* [Document]
■ ■ ■ ■ ■ ■ ■
I wanted to clarify one point: this behavior has absolutely nothing to do with functions in Alloy.

To prove it, you can rewrite your addWorksFluently to not use functions at all (by manually inlining them, which is what Alloy does behind the scenes anyway), and you'll get exactly the same behavior:

check addWorksFluently {
  all s: IntSet |
    s = {result2: IntSet | result2.values = {result1: IntSet | result1.values = { result0: one IntSet | no result0.values }.values + 0}.values + 1}
    implies
    s.values = 0 + 1
}

This has everything to do with set comprehension. Set comprehension, by definition, evaluates to a set of atoms/tuples that satisfy a given predicate. The add function uses set comprehension to compute all IntSet atoms whose values field contains all values in this plus a given integer: if there is no such IntSet atom in the universe, the result will be an empty set. There is no Alloy black magic going on there. So far, this is just the most fundamental, unaltered predicate logic.
■ ■ ■ ■ ■ ■ ■
* [Supplied records]
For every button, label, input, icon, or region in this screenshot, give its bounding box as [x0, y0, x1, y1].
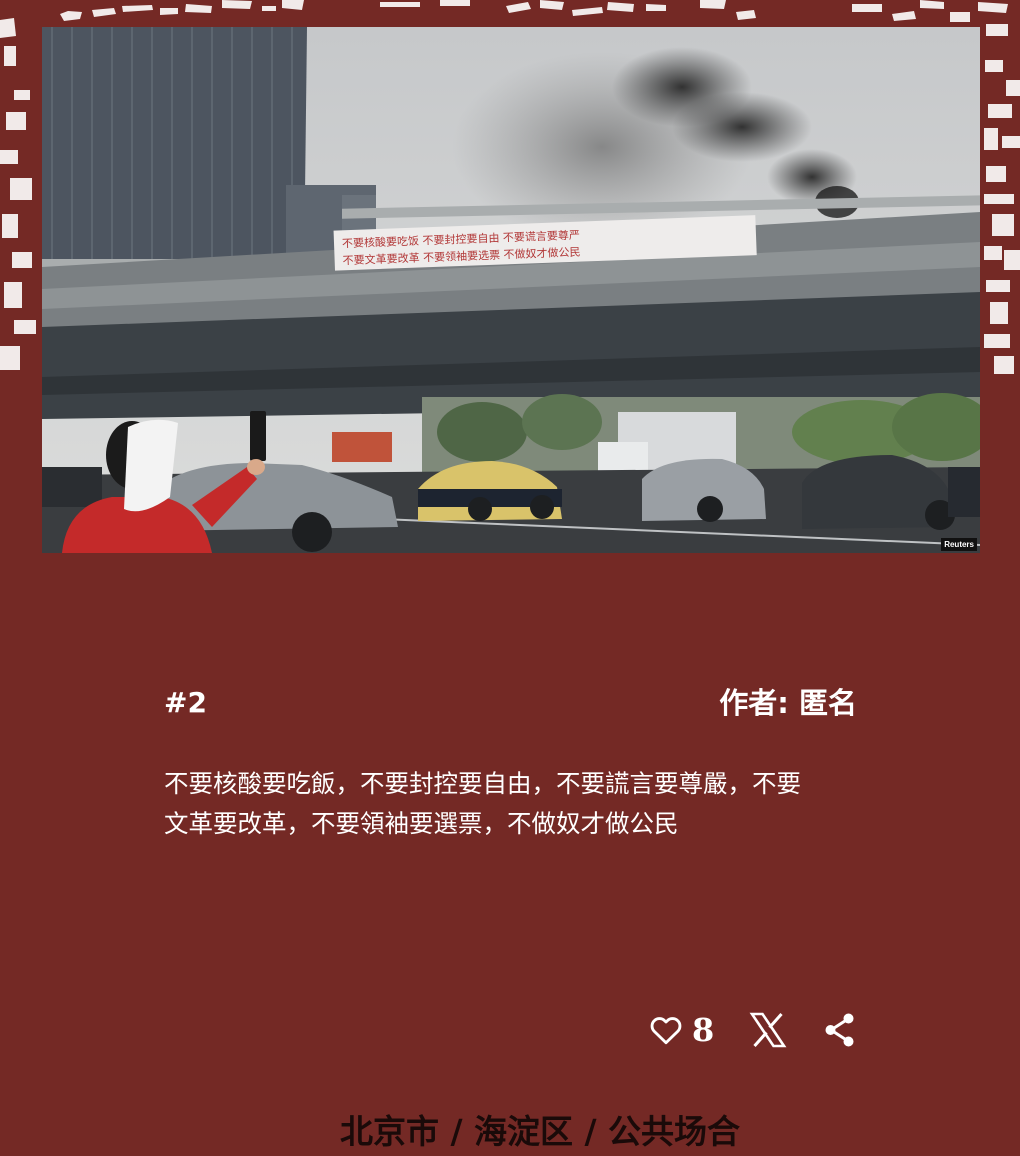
location-breadcrumb: 北京市 / 海淀区 / 公共场合 — [339, 1112, 741, 1151]
like-count: 8 — [692, 1011, 715, 1049]
protest-photo: 不要核酸要吃饭 不要封控要自由 不要谎言要尊严 不要文革要改革 不要领袖要选票 … — [42, 27, 980, 553]
x-logo-icon — [749, 1012, 787, 1048]
like-button[interactable]: 8 — [648, 1008, 714, 1052]
heart-outline-icon — [650, 1017, 682, 1045]
post-number: #2 — [164, 686, 207, 719]
post-actions: 8 — [640, 1008, 860, 1052]
share-button[interactable] — [820, 1010, 860, 1050]
share-on-x-button[interactable] — [748, 1010, 788, 1050]
author-label: 作者: 匿名 — [719, 686, 857, 720]
photo-credit: Reuters — [941, 538, 977, 551]
share-icon — [825, 1013, 854, 1047]
post-message: 不要核酸要吃飯，不要封控要自由，不要謊言要尊嚴，不要文革要改革，不要領袖要選票，… — [164, 769, 801, 838]
photo-illustration: 不要核酸要吃饭 不要封控要自由 不要谎言要尊严 不要文革要改革 不要领袖要选票 … — [42, 27, 980, 553]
■ ■ ■ ■ ■ ■ ■
* [Given task 1]
In the Alloy post, what does the add function's result become if no IntSet atom in the universe matches?
* [Given task 2]
Copy the lines of the records that run from the line with "location-breadcrumb: 北京市 /" up to and including the line with "heart-outline-icon — [650, 1017, 682, 1045]", word for word.
The Alloy post and the records have nothing to do with each other.

* [Worked solution 1]
It becomes an empty set.

* [Worked solution 2]
location-breadcrumb: 北京市 / 海淀区 / 公共场合 — [339, 1112, 741, 1151]
like-count: 8 — [692, 1011, 715, 1049]
protest-photo: 不要核酸要吃饭 不要封控要自由 不要谎言要尊严 不要文革要改革 不要领袖要选票 … — [42, 27, 980, 553]
x-logo-icon — [749, 1012, 787, 1048]
like-button[interactable]: 8 — [648, 1008, 714, 1052]
heart-outline-icon — [650, 1017, 682, 1045]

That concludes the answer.